▶ **Written task**
Copy all lines of the listing that include the string "name".
— Begin Dataset extract —
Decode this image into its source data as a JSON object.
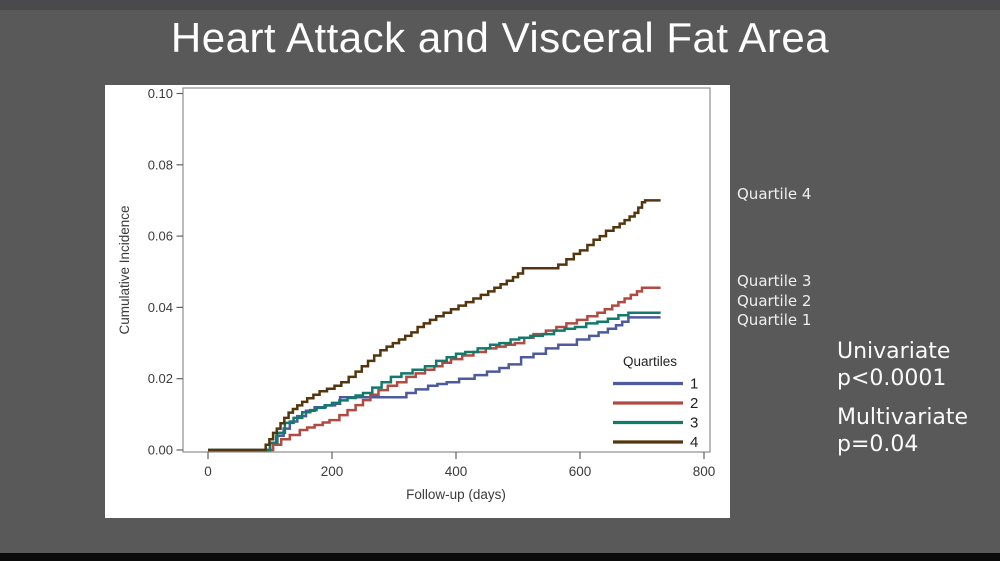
{
  "slide": {
    "title": "Heart Attack and Visceral Fat Area",
    "background_color": "#59595a",
    "top_bar_color": "#4a4a4c",
    "bottom_bar_color": "#0b0b0b",
    "title_color": "#fdfdfd"
  },
  "annotations": {
    "curve_labels": [
      "Quartile 4",
      "Quartile 3",
      "Quartile 2",
      "Quartile 1"
    ],
    "stats": [
      {
        "name": "Univariate",
        "value": "p<0.0001"
      },
      {
        "name": "Multivariate",
        "value": "p=0.04"
      }
    ]
  },
  "chart_data": {
    "type": "line",
    "subtype": "step",
    "title": "",
    "xlabel": "Follow-up (days)",
    "ylabel": "Cumulative Incidence",
    "xlim": [
      0,
      800
    ],
    "ylim": [
      0,
      0.1
    ],
    "xticks": [
      0,
      200,
      400,
      600,
      800
    ],
    "yticks": [
      0.0,
      0.02,
      0.04,
      0.06,
      0.08,
      0.1
    ],
    "grid": false,
    "legend_title": "Quartiles",
    "legend_position": "inside-bottom-right",
    "frame_color": "#8e8e8e",
    "tick_text_color": "#3b3b3b",
    "legend_text_color": "#222222",
    "series": [
      {
        "name": "1",
        "color": "#4d5b9c",
        "points": [
          [
            0,
            0
          ],
          [
            90,
            0
          ],
          [
            100,
            0.002
          ],
          [
            110,
            0.004
          ],
          [
            122,
            0.006
          ],
          [
            132,
            0.008
          ],
          [
            144,
            0.0095
          ],
          [
            158,
            0.011
          ],
          [
            172,
            0.012
          ],
          [
            190,
            0.0125
          ],
          [
            205,
            0.013
          ],
          [
            213,
            0.0148
          ],
          [
            310,
            0.0148
          ],
          [
            320,
            0.016
          ],
          [
            335,
            0.017
          ],
          [
            355,
            0.018
          ],
          [
            370,
            0.0185
          ],
          [
            385,
            0.019
          ],
          [
            405,
            0.02
          ],
          [
            430,
            0.021
          ],
          [
            450,
            0.022
          ],
          [
            470,
            0.023
          ],
          [
            485,
            0.024
          ],
          [
            505,
            0.026
          ],
          [
            525,
            0.027
          ],
          [
            545,
            0.0285
          ],
          [
            565,
            0.0295
          ],
          [
            595,
            0.031
          ],
          [
            615,
            0.032
          ],
          [
            630,
            0.033
          ],
          [
            645,
            0.034
          ],
          [
            658,
            0.035
          ],
          [
            668,
            0.036
          ],
          [
            678,
            0.0372
          ],
          [
            730,
            0.0372
          ]
        ]
      },
      {
        "name": "2",
        "color": "#b04a42",
        "points": [
          [
            0,
            0
          ],
          [
            95,
            0
          ],
          [
            105,
            0.0015
          ],
          [
            118,
            0.003
          ],
          [
            132,
            0.0042
          ],
          [
            148,
            0.0056
          ],
          [
            160,
            0.0063
          ],
          [
            172,
            0.007
          ],
          [
            185,
            0.0077
          ],
          [
            196,
            0.0084
          ],
          [
            212,
            0.0098
          ],
          [
            225,
            0.0112
          ],
          [
            238,
            0.0126
          ],
          [
            250,
            0.014
          ],
          [
            262,
            0.0155
          ],
          [
            275,
            0.0168
          ],
          [
            290,
            0.018
          ],
          [
            305,
            0.019
          ],
          [
            320,
            0.0205
          ],
          [
            335,
            0.0215
          ],
          [
            350,
            0.0225
          ],
          [
            365,
            0.0235
          ],
          [
            378,
            0.0245
          ],
          [
            392,
            0.0255
          ],
          [
            410,
            0.0265
          ],
          [
            428,
            0.0275
          ],
          [
            448,
            0.0285
          ],
          [
            465,
            0.029
          ],
          [
            480,
            0.0295
          ],
          [
            495,
            0.03
          ],
          [
            510,
            0.0315
          ],
          [
            525,
            0.0325
          ],
          [
            545,
            0.0335
          ],
          [
            562,
            0.0345
          ],
          [
            578,
            0.0355
          ],
          [
            595,
            0.0365
          ],
          [
            612,
            0.0375
          ],
          [
            628,
            0.0385
          ],
          [
            640,
            0.0395
          ],
          [
            652,
            0.0405
          ],
          [
            662,
            0.0415
          ],
          [
            672,
            0.0425
          ],
          [
            682,
            0.0435
          ],
          [
            692,
            0.0445
          ],
          [
            700,
            0.0455
          ],
          [
            730,
            0.0455
          ]
        ]
      },
      {
        "name": "3",
        "color": "#117a6b",
        "points": [
          [
            0,
            0
          ],
          [
            92,
            0
          ],
          [
            100,
            0.002
          ],
          [
            112,
            0.0048
          ],
          [
            124,
            0.0076
          ],
          [
            138,
            0.009
          ],
          [
            152,
            0.0106
          ],
          [
            165,
            0.0112
          ],
          [
            175,
            0.0118
          ],
          [
            188,
            0.0125
          ],
          [
            200,
            0.0132
          ],
          [
            212,
            0.0139
          ],
          [
            225,
            0.0146
          ],
          [
            238,
            0.0153
          ],
          [
            250,
            0.016
          ],
          [
            265,
            0.0175
          ],
          [
            280,
            0.019
          ],
          [
            295,
            0.0205
          ],
          [
            312,
            0.0215
          ],
          [
            330,
            0.0225
          ],
          [
            350,
            0.0235
          ],
          [
            368,
            0.025
          ],
          [
            385,
            0.026
          ],
          [
            400,
            0.027
          ],
          [
            415,
            0.0275
          ],
          [
            435,
            0.0285
          ],
          [
            455,
            0.0295
          ],
          [
            470,
            0.03
          ],
          [
            488,
            0.031
          ],
          [
            502,
            0.0315
          ],
          [
            520,
            0.032
          ],
          [
            540,
            0.0325
          ],
          [
            558,
            0.0335
          ],
          [
            575,
            0.034
          ],
          [
            592,
            0.0345
          ],
          [
            610,
            0.0355
          ],
          [
            628,
            0.036
          ],
          [
            645,
            0.0368
          ],
          [
            662,
            0.0378
          ],
          [
            678,
            0.0385
          ],
          [
            730,
            0.0385
          ]
        ]
      },
      {
        "name": "4",
        "color": "#53360e",
        "points": [
          [
            0,
            0
          ],
          [
            87,
            0
          ],
          [
            93,
            0.0015
          ],
          [
            99,
            0.003
          ],
          [
            105,
            0.0048
          ],
          [
            111,
            0.006
          ],
          [
            117,
            0.0075
          ],
          [
            123,
            0.009
          ],
          [
            130,
            0.0105
          ],
          [
            137,
            0.0115
          ],
          [
            144,
            0.0125
          ],
          [
            152,
            0.0135
          ],
          [
            160,
            0.0145
          ],
          [
            170,
            0.0155
          ],
          [
            180,
            0.0165
          ],
          [
            192,
            0.0172
          ],
          [
            204,
            0.018
          ],
          [
            215,
            0.019
          ],
          [
            227,
            0.0205
          ],
          [
            238,
            0.022
          ],
          [
            248,
            0.0235
          ],
          [
            258,
            0.025
          ],
          [
            268,
            0.0265
          ],
          [
            278,
            0.028
          ],
          [
            288,
            0.029
          ],
          [
            298,
            0.03
          ],
          [
            308,
            0.031
          ],
          [
            318,
            0.032
          ],
          [
            328,
            0.033
          ],
          [
            338,
            0.0345
          ],
          [
            348,
            0.0355
          ],
          [
            358,
            0.0365
          ],
          [
            368,
            0.0375
          ],
          [
            380,
            0.0385
          ],
          [
            392,
            0.0395
          ],
          [
            404,
            0.0405
          ],
          [
            416,
            0.0415
          ],
          [
            428,
            0.0425
          ],
          [
            440,
            0.0435
          ],
          [
            452,
            0.0445
          ],
          [
            462,
            0.0455
          ],
          [
            472,
            0.0465
          ],
          [
            482,
            0.0475
          ],
          [
            492,
            0.0485
          ],
          [
            500,
            0.0495
          ],
          [
            508,
            0.051
          ],
          [
            556,
            0.051
          ],
          [
            565,
            0.052
          ],
          [
            578,
            0.0535
          ],
          [
            590,
            0.055
          ],
          [
            600,
            0.056
          ],
          [
            612,
            0.0575
          ],
          [
            622,
            0.059
          ],
          [
            632,
            0.06
          ],
          [
            642,
            0.0615
          ],
          [
            654,
            0.0625
          ],
          [
            664,
            0.0635
          ],
          [
            672,
            0.0645
          ],
          [
            680,
            0.0655
          ],
          [
            688,
            0.0665
          ],
          [
            694,
            0.068
          ],
          [
            700,
            0.0695
          ],
          [
            705,
            0.07
          ],
          [
            730,
            0.07
          ]
        ]
      }
    ]
  }
}
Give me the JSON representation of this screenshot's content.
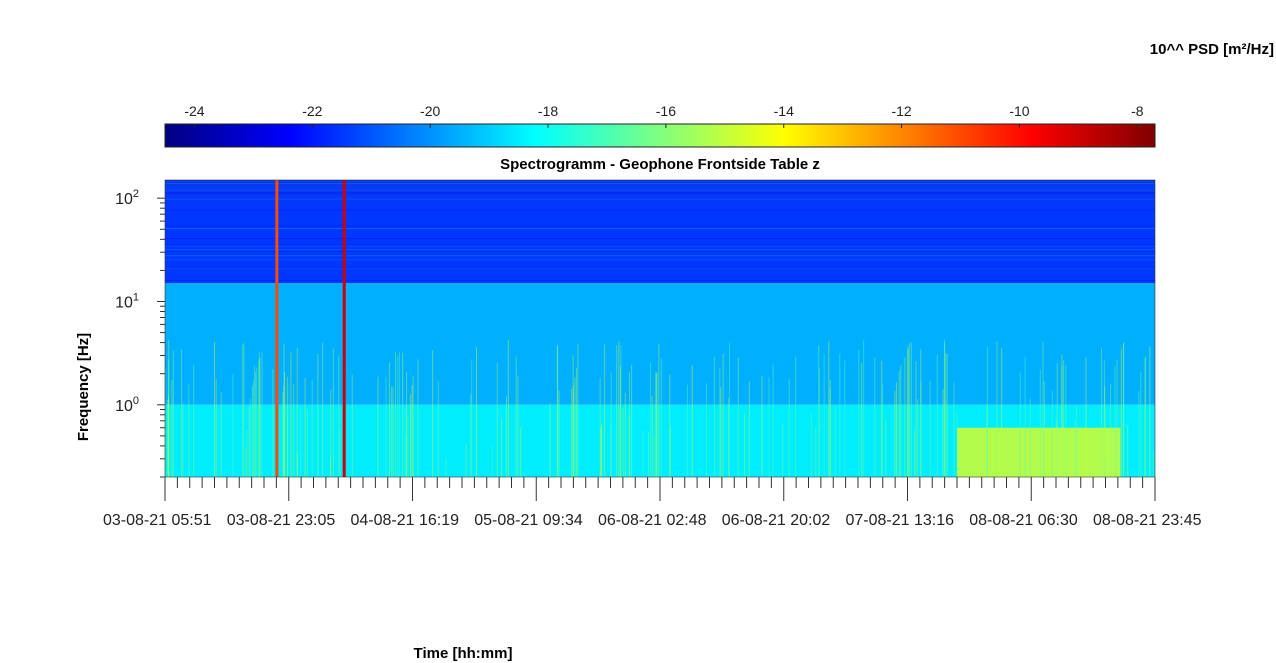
— End Dataset extract —
▶ **Response to the task**
        "name": "Univariate",
        "name": "Multivariate",
        "name": "1",
        "name": "2",
        "name": "3",
        "name": "4",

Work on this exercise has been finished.